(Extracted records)

········

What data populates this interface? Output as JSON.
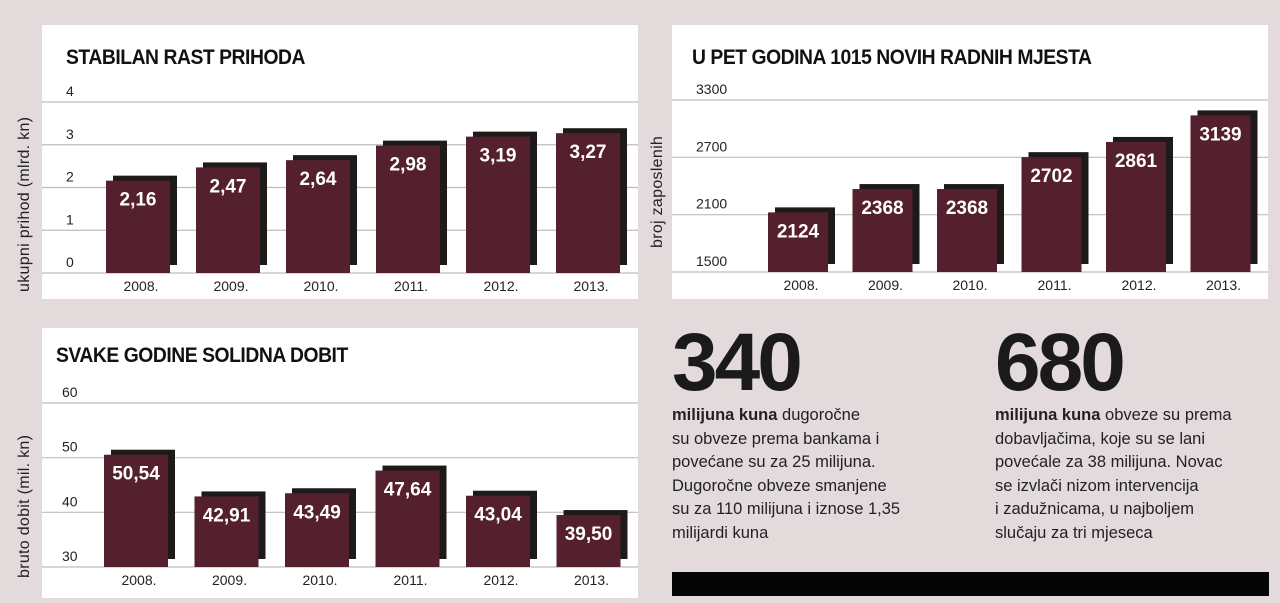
{
  "colors": {
    "background": "#e3dadb",
    "panel": "#ffffff",
    "bar": "#55202e",
    "bar_shadow": "#1e1a1a",
    "grid": "#bdbdbd",
    "text": "#111111"
  },
  "chart_data": [
    {
      "type": "bar",
      "title": "STABILAN RAST PRIHODA",
      "xlabel": "",
      "ylabel": "ukupni prihod (mlrd. kn)",
      "categories": [
        "2008.",
        "2009.",
        "2010.",
        "2011.",
        "2012.",
        "2013."
      ],
      "values": [
        2.16,
        2.47,
        2.64,
        2.98,
        3.19,
        3.27
      ],
      "value_labels": [
        "2,16",
        "2,47",
        "2,64",
        "2,98",
        "3,19",
        "3,27"
      ],
      "yticks": [
        "0",
        "1",
        "2",
        "3",
        "4"
      ],
      "ytick_values": [
        0,
        1,
        2,
        3,
        4
      ],
      "ylim": [
        0,
        4
      ],
      "grid": true,
      "legend": "none"
    },
    {
      "type": "bar",
      "title": "U PET GODINA 1015 NOVIH RADNIH MJESTA",
      "xlabel": "",
      "ylabel": "broj zaposlenih",
      "categories": [
        "2008.",
        "2009.",
        "2010.",
        "2011.",
        "2012.",
        "2013."
      ],
      "values": [
        2124,
        2368,
        2368,
        2702,
        2861,
        3139
      ],
      "value_labels": [
        "2124",
        "2368",
        "2368",
        "2702",
        "2861",
        "3139"
      ],
      "yticks": [
        "1500",
        "2100",
        "2700",
        "3300"
      ],
      "ytick_values": [
        1500,
        2100,
        2700,
        3300
      ],
      "ylim": [
        1500,
        3300
      ],
      "grid": true,
      "legend": "none"
    },
    {
      "type": "bar",
      "title": "SVAKE GODINE SOLIDNA DOBIT",
      "xlabel": "",
      "ylabel": "bruto dobit (mil. kn)",
      "categories": [
        "2008.",
        "2009.",
        "2010.",
        "2011.",
        "2012.",
        "2013."
      ],
      "values": [
        50.54,
        42.91,
        43.49,
        47.64,
        43.04,
        39.5
      ],
      "value_labels": [
        "50,54",
        "42,91",
        "43,49",
        "47,64",
        "43,04",
        "39,50"
      ],
      "yticks": [
        "30",
        "40",
        "50",
        "60"
      ],
      "ytick_values": [
        30,
        40,
        50,
        60
      ],
      "ylim": [
        30,
        60
      ],
      "grid": true,
      "legend": "none"
    }
  ],
  "facts": [
    {
      "number": "340",
      "bold_lead": "milijuna kuna",
      "lines": [
        " dugoročne",
        "su obveze prema bankama i",
        "povećane su za 25 milijuna.",
        "Dugoročne obveze smanjene",
        "su za 110 milijuna i iznose 1,35",
        "milijardi kuna"
      ]
    },
    {
      "number": "680",
      "bold_lead": "milijuna kuna",
      "lines": [
        " obveze su prema",
        "dobavljačima, koje su se lani",
        "povećale za 38 milijuna. Novac",
        "se izvlači nizom intervencija",
        "i zadužnicama, u najboljem",
        "slučaju za tri mjeseca"
      ]
    }
  ]
}
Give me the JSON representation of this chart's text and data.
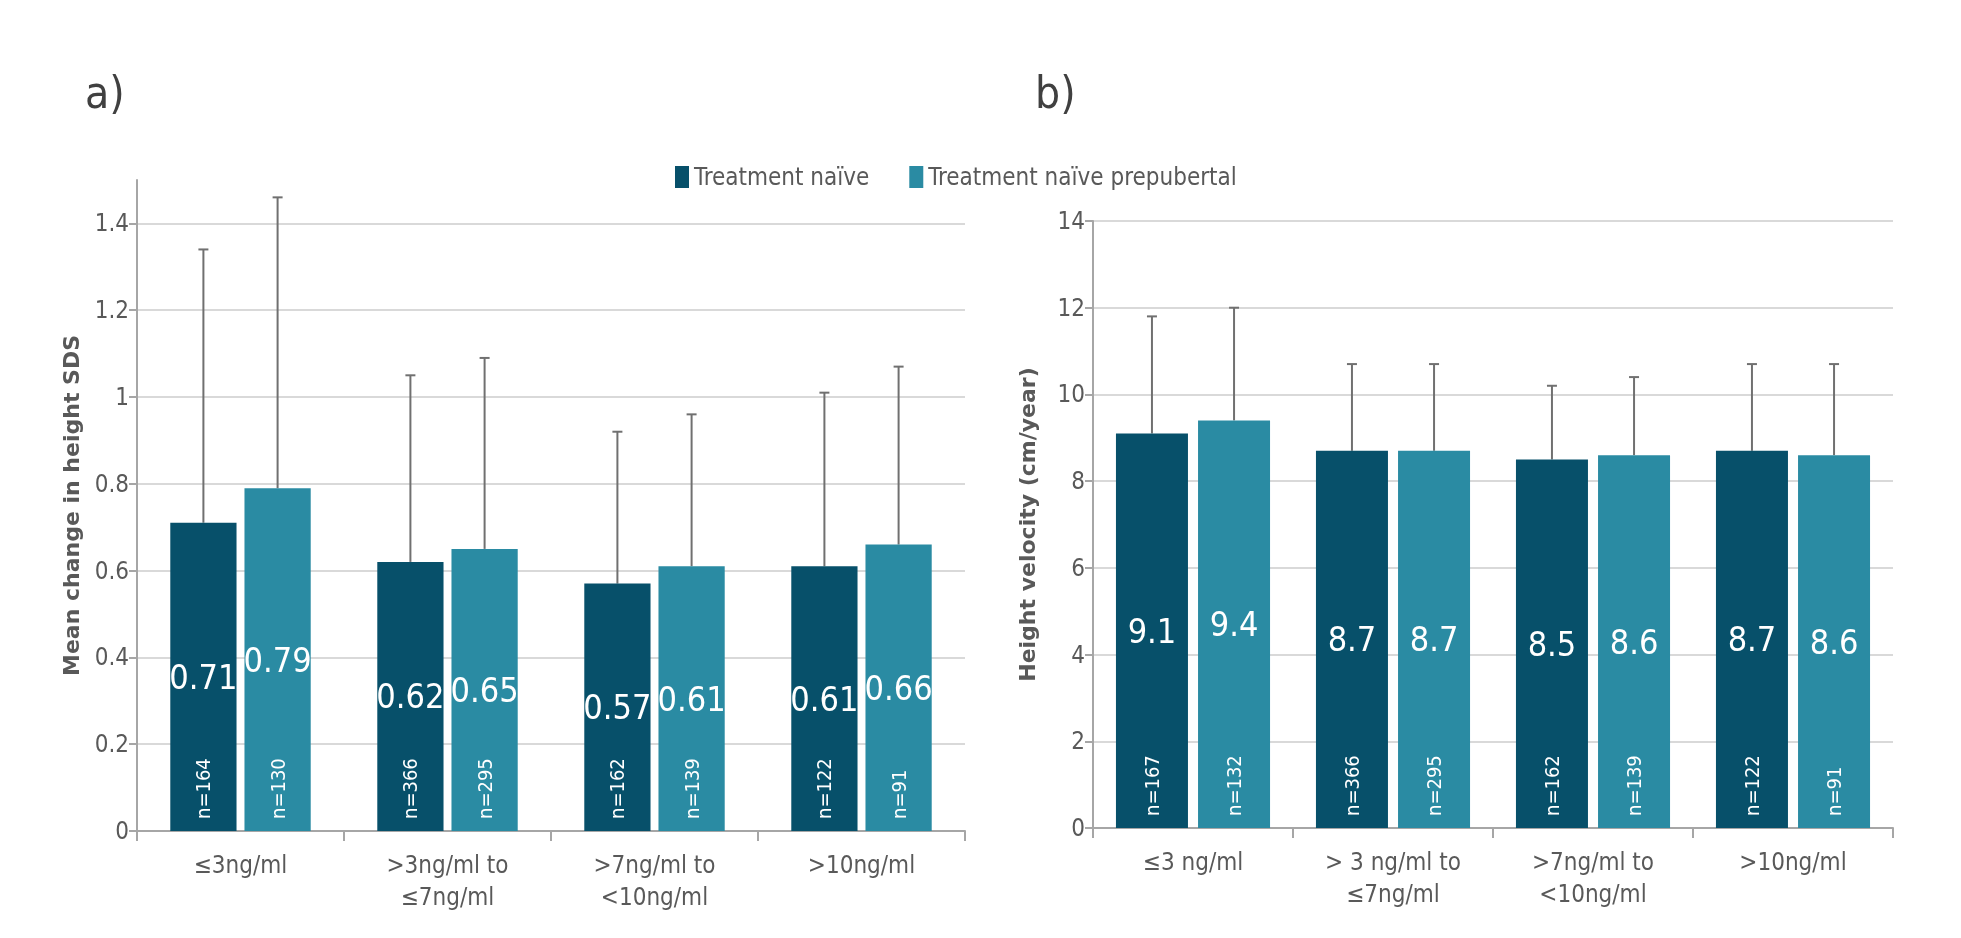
{
  "chart_data": [
    {
      "type": "bar",
      "title": "a)",
      "ylabel": "Mean change in height SDS",
      "categories": [
        "≤3ng/ml",
        ">3ng/ml to\n≤7ng/ml",
        ">7ng/ml to\n<10ng/ml",
        ">10ng/ml"
      ],
      "series": [
        {
          "name": "Treatment naïve",
          "color": "#07506a",
          "values": [
            0.71,
            0.62,
            0.57,
            0.61
          ],
          "errors": [
            [
              0.71,
              1.34
            ],
            [
              0.62,
              1.05
            ],
            [
              0.57,
              0.92
            ],
            [
              0.61,
              1.01
            ]
          ]
        },
        {
          "name": "Treatment naïve prepubertal",
          "color": "#2a8ba3",
          "values": [
            0.79,
            0.65,
            0.61,
            0.66
          ],
          "errors": [
            [
              0.79,
              1.46
            ],
            [
              0.65,
              1.09
            ],
            [
              0.61,
              0.96
            ],
            [
              0.66,
              1.07
            ]
          ]
        }
      ],
      "ylim": [
        0,
        1.5
      ],
      "yticks": [
        0,
        0.2,
        0.4,
        0.6,
        0.8,
        1,
        1.2,
        1.4
      ],
      "grid": "y",
      "legend": "top",
      "data_labels": true,
      "annotations": [
        "n=164",
        "n=366",
        "n=162",
        "n=122",
        "n=130",
        "n=295",
        "n=139",
        "n=91"
      ]
    },
    {
      "type": "bar",
      "title": "b)",
      "ylabel": "Height velocity (cm/year)",
      "categories": [
        "≤3 ng/ml",
        "> 3 ng/ml to\n≤7ng/ml",
        ">7ng/ml to\n<10ng/ml",
        ">10ng/ml"
      ],
      "series": [
        {
          "color": "#07506a",
          "values": [
            9.1,
            8.7,
            8.5,
            8.7
          ],
          "errors": [
            [
              9.1,
              11.8
            ],
            [
              8.7,
              10.7
            ],
            [
              8.5,
              10.2
            ],
            [
              8.7,
              10.7
            ]
          ]
        },
        {
          "color": "#2a8ba3",
          "values": [
            9.4,
            8.7,
            8.6,
            8.6
          ],
          "errors": [
            [
              9.4,
              12
            ],
            [
              8.7,
              10.7
            ],
            [
              8.6,
              10.4
            ],
            [
              8.6,
              10.7
            ]
          ]
        }
      ],
      "ylim": [
        0,
        14
      ],
      "yticks": [
        0,
        2,
        4,
        6,
        8,
        10,
        12,
        14
      ],
      "grid": "y",
      "data_labels": true,
      "annotations": [
        "n=167",
        "n=366",
        "n=162",
        "n=122",
        "n=132",
        "n=295",
        "n=139",
        "n=91"
      ]
    }
  ]
}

········

* [Problem statement]
Images in the data above are to be skipped. Retype all other material exactly.

* [Correct result]
What data populates this interface? Output as JSON.
{
  "colors": {
    "background": "#e3dadb",
    "panel": "#ffffff",
    "bar": "#55202e",
    "bar_shadow": "#1e1a1a",
    "grid": "#bdbdbd",
    "text": "#111111"
  },
  "chart_data": [
    {
      "type": "bar",
      "title": "STABILAN RAST PRIHODA",
      "xlabel": "",
      "ylabel": "ukupni prihod (mlrd. kn)",
      "categories": [
        "2008.",
        "2009.",
        "2010.",
        "2011.",
        "2012.",
        "2013."
      ],
      "values": [
        2.16,
        2.47,
        2.64,
        2.98,
        3.19,
        3.27
      ],
      "value_labels": [
        "2,16",
        "2,47",
        "2,64",
        "2,98",
        "3,19",
        "3,27"
      ],
      "yticks": [
        "0",
        "1",
        "2",
        "3",
        "4"
      ],
      "ytick_values": [
        0,
        1,
        2,
        3,
        4
      ],
      "ylim": [
        0,
        4
      ],
      "grid": true,
      "legend": "none"
    },
    {
      "type": "bar",
      "title": "U PET GODINA 1015 NOVIH RADNIH MJESTA",
      "xlabel": "",
      "ylabel": "broj zaposlenih",
      "categories": [
        "2008.",
        "2009.",
        "2010.",
        "2011.",
        "2012.",
        "2013."
      ],
      "values": [
        2124,
        2368,
        2368,
        2702,
        2861,
        3139
      ],
      "value_labels": [
        "2124",
        "2368",
        "2368",
        "2702",
        "2861",
        "3139"
      ],
      "yticks": [
        "1500",
        "2100",
        "2700",
        "3300"
      ],
      "ytick_values": [
        1500,
        2100,
        2700,
        3300
      ],
      "ylim": [
        1500,
        3300
      ],
      "grid": true,
      "legend": "none"
    },
    {
      "type": "bar",
      "title": "SVAKE GODINE SOLIDNA DOBIT",
      "xlabel": "",
      "ylabel": "bruto dobit (mil. kn)",
      "categories": [
        "2008.",
        "2009.",
        "2010.",
        "2011.",
        "2012.",
        "2013."
      ],
      "values": [
        50.54,
        42.91,
        43.49,
        47.64,
        43.04,
        39.5
      ],
      "value_labels": [
        "50,54",
        "42,91",
        "43,49",
        "47,64",
        "43,04",
        "39,50"
      ],
      "yticks": [
        "30",
        "40",
        "50",
        "60"
      ],
      "ytick_values": [
        30,
        40,
        50,
        60
      ],
      "ylim": [
        30,
        60
      ],
      "grid": true,
      "legend": "none"
    }
  ],
  "facts": [
    {
      "number": "340",
      "bold_lead": "milijuna kuna",
      "lines": [
        " dugoročne",
        "su obveze prema bankama i",
        "povećane su za 25 milijuna.",
        "Dugoročne obveze smanjene",
        "su za 110 milijuna i iznose 1,35",
        "milijardi kuna"
      ]
    },
    {
      "number": "680",
      "bold_lead": "milijuna kuna",
      "lines": [
        " obveze su prema",
        "dobavljačima, koje su se lani",
        "povećale za 38 milijuna. Novac",
        "se izvlači nizom intervencija",
        "i zadužnicama, u najboljem",
        "slučaju za tri mjeseca"
      ]
    }
  ]
}
Give me the JSON representation of this chart's text and data.
{
  "chart_data": [
    {
      "type": "bar",
      "title": "a)",
      "ylabel": "Mean change in height SDS",
      "categories": [
        "≤3ng/ml",
        ">3ng/ml to\n≤7ng/ml",
        ">7ng/ml to\n<10ng/ml",
        ">10ng/ml"
      ],
      "series": [
        {
          "name": "Treatment naïve",
          "color": "#07506a",
          "values": [
            0.71,
            0.62,
            0.57,
            0.61
          ],
          "errors": [
            [
              0.71,
              1.34
            ],
            [
              0.62,
              1.05
            ],
            [
              0.57,
              0.92
            ],
            [
              0.61,
              1.01
            ]
          ]
        },
        {
          "name": "Treatment naïve prepubertal",
          "color": "#2a8ba3",
          "values": [
            0.79,
            0.65,
            0.61,
            0.66
          ],
          "errors": [
            [
              0.79,
              1.46
            ],
            [
              0.65,
              1.09
            ],
            [
              0.61,
              0.96
            ],
            [
              0.66,
              1.07
            ]
          ]
        }
      ],
      "ylim": [
        0,
        1.5
      ],
      "yticks": [
        0,
        0.2,
        0.4,
        0.6,
        0.8,
        1,
        1.2,
        1.4
      ],
      "grid": "y",
      "legend": "top",
      "data_labels": true,
      "annotations": [
        "n=164",
        "n=366",
        "n=162",
        "n=122",
        "n=130",
        "n=295",
        "n=139",
        "n=91"
      ]
    },
    {
      "type": "bar",
      "title": "b)",
      "ylabel": "Height velocity (cm/year)",
      "categories": [
        "≤3 ng/ml",
        "> 3 ng/ml to\n≤7ng/ml",
        ">7ng/ml to\n<10ng/ml",
        ">10ng/ml"
      ],
      "series": [
        {
          "color": "#07506a",
          "values": [
            9.1,
            8.7,
            8.5,
            8.7
          ],
          "errors": [
            [
              9.1,
              11.8
            ],
            [
              8.7,
              10.7
            ],
            [
              8.5,
              10.2
            ],
            [
              8.7,
              10.7
            ]
          ]
        },
        {
          "color": "#2a8ba3",
          "values": [
            9.4,
            8.7,
            8.6,
            8.6
          ],
          "errors": [
            [
              9.4,
              12
            ],
            [
              8.7,
              10.7
            ],
            [
              8.6,
              10.4
            ],
            [
              8.6,
              10.7
            ]
          ]
        }
      ],
      "ylim": [
        0,
        14
      ],
      "yticks": [
        0,
        2,
        4,
        6,
        8,
        10,
        12,
        14
      ],
      "grid": "y",
      "data_labels": true,
      "annotations": [
        "n=167",
        "n=366",
        "n=162",
        "n=122",
        "n=132",
        "n=295",
        "n=139",
        "n=91"
      ]
    }
  ]
}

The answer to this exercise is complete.